Extracted data entries
-- Begin --
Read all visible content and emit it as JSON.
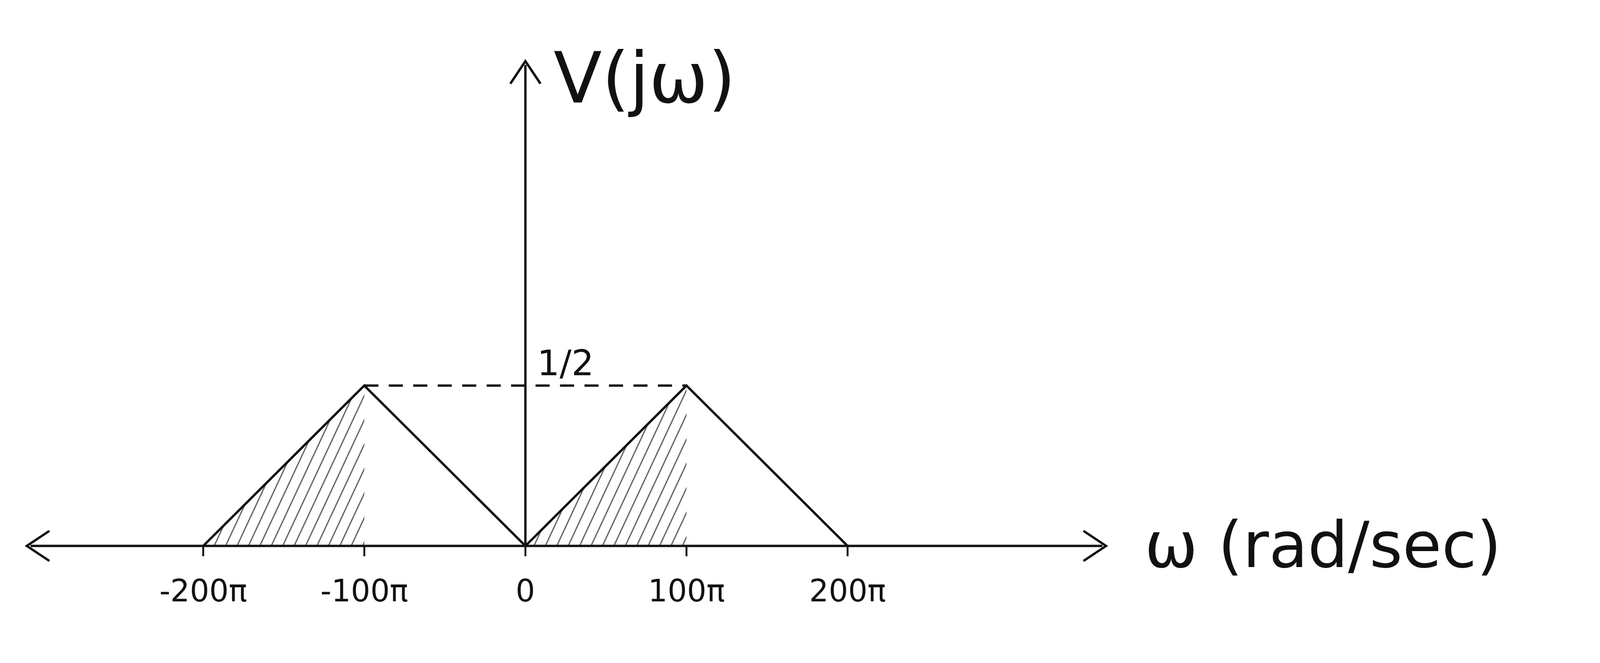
{
  "chart_data": {
    "type": "line",
    "x_label": "ω (rad/sec)",
    "y_label": "V(jω)",
    "x": [
      -628.32,
      -314.16,
      0,
      0,
      314.16,
      628.32
    ],
    "series": [
      {
        "type": "area",
        "color": "#555555",
        "values": [
          0,
          0.5,
          null,
          0,
          0.5,
          null
        ]
      },
      {
        "type": "line",
        "color": "#111111",
        "line_style": "solid",
        "values": [
          0,
          0.5,
          0,
          0,
          0.5,
          0
        ]
      },
      {
        "type": "line",
        "color": "#111111",
        "line_style": "dashed",
        "values": [
          null,
          0.5,
          null,
          null,
          0.5,
          null
        ]
      }
    ],
    "annotations": [
      {
        "text": "1/2",
        "x": 0,
        "y": 0.5
      }
    ],
    "xlim": [
      -965,
      1125
    ],
    "xticks": [
      {
        "value": -628.32,
        "label": "-200π"
      },
      {
        "value": -314.16,
        "label": "-100π"
      },
      0,
      {
        "value": 314.16,
        "label": "100π"
      },
      {
        "value": 628.32,
        "label": "200π"
      }
    ],
    "ylim": [
      0,
      1.5
    ],
    "tick_labels": "x",
    "grid": false
  }
}
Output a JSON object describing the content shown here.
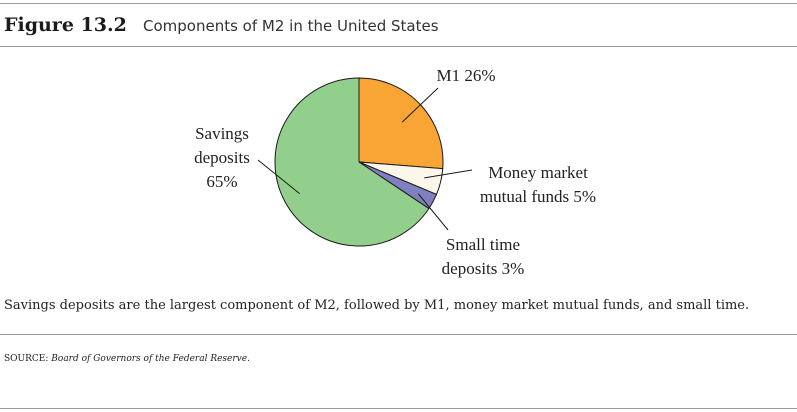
{
  "figure": {
    "label": "Figure 13.2",
    "title": "Components of M2 in the United States",
    "caption": "Savings deposits are the largest component of M2, followed by M1, money market mutual funds, and small time.",
    "source_prefix": "SOURCE:",
    "source_text": "Board of Governors of the Federal Reserve."
  },
  "chart_data": {
    "type": "pie",
    "title": "",
    "slices": [
      {
        "label_lines": [
          "M1 26%"
        ],
        "value": 26,
        "color": "#f9a535"
      },
      {
        "label_lines": [
          "Money market",
          "mutual funds 5%"
        ],
        "value": 5,
        "color": "#fdf7ea"
      },
      {
        "label_lines": [
          "Small time",
          "deposits 3%"
        ],
        "value": 3,
        "color": "#7f80c0"
      },
      {
        "label_lines": [
          "Savings",
          "deposits",
          "65%"
        ],
        "value": 65,
        "color": "#92cf8d"
      }
    ]
  }
}
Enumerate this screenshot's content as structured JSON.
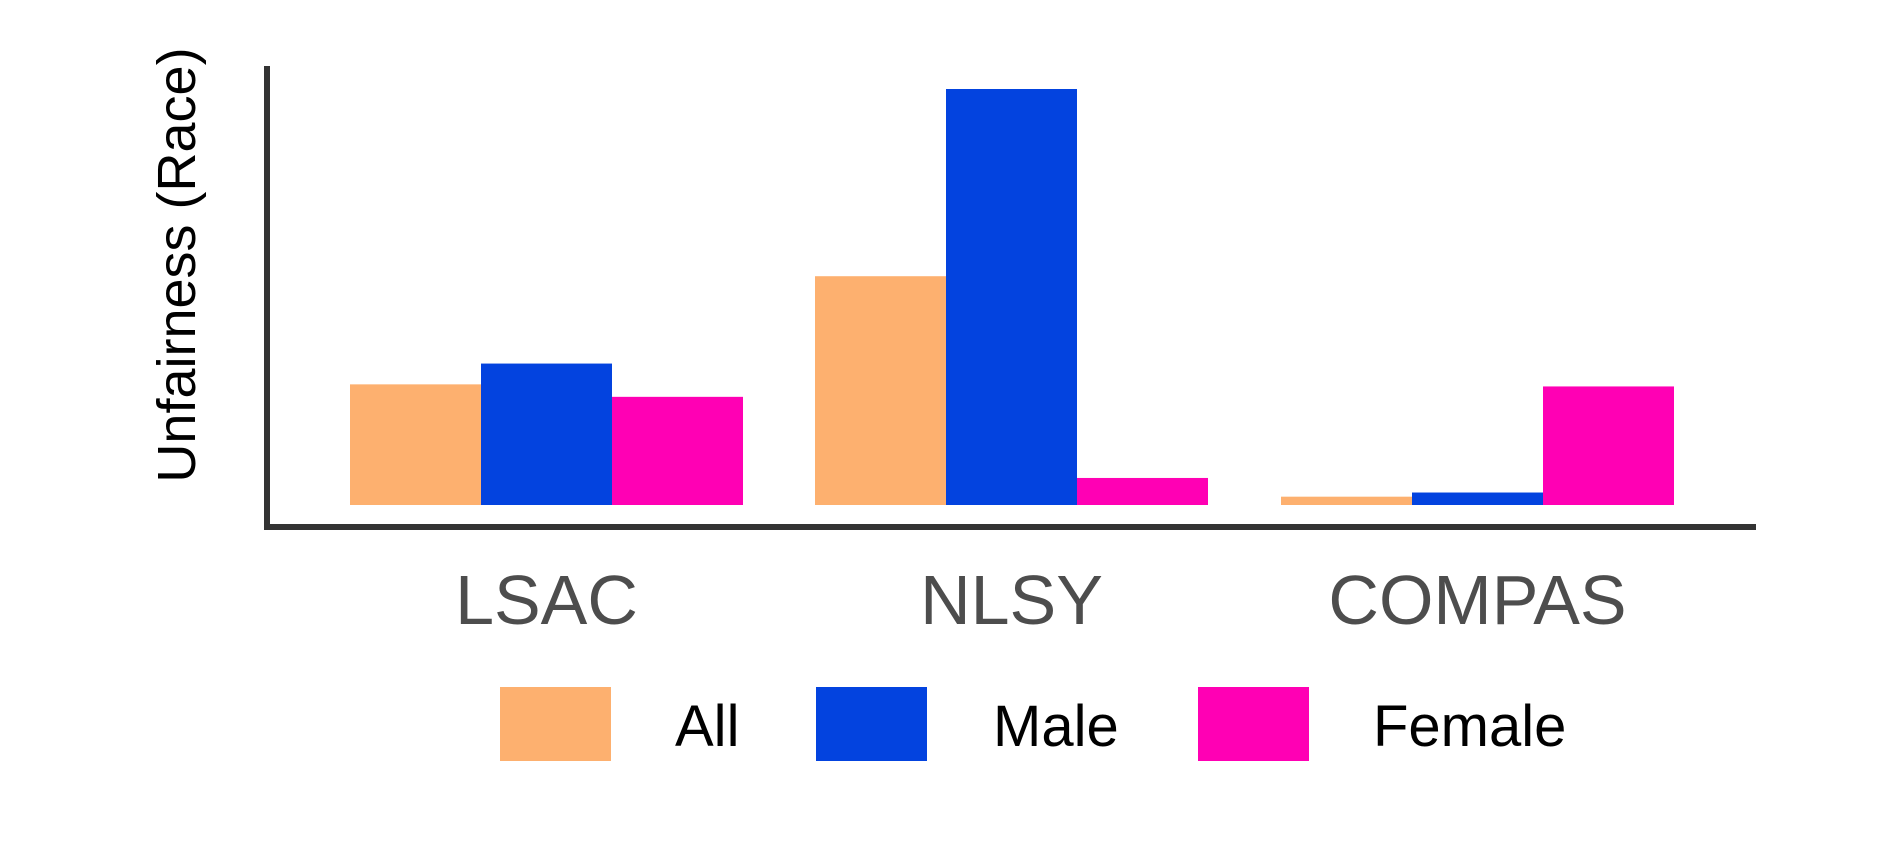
{
  "chart_data": {
    "type": "bar",
    "title": "",
    "xlabel": "",
    "ylabel": "Unfairness (Race)",
    "categories": [
      "LSAC",
      "NLSY",
      "COMPAS"
    ],
    "series": [
      {
        "name": "All",
        "color": "#FDB06F",
        "values": [
          0.29,
          0.55,
          0.02
        ]
      },
      {
        "name": "Male",
        "color": "#0343DF",
        "values": [
          0.34,
          1.0,
          0.03
        ]
      },
      {
        "name": "Female",
        "color": "#FF00B4",
        "values": [
          0.26,
          0.065,
          0.285
        ]
      }
    ],
    "ylim": [
      0,
      1.05
    ],
    "y_ticks_shown": false,
    "grid": false,
    "legend_position": "bottom"
  }
}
-- End --
Report the number of lines above that contain the word "JSON", and only that number.

ANSWER TO THE PROBLEM -> 3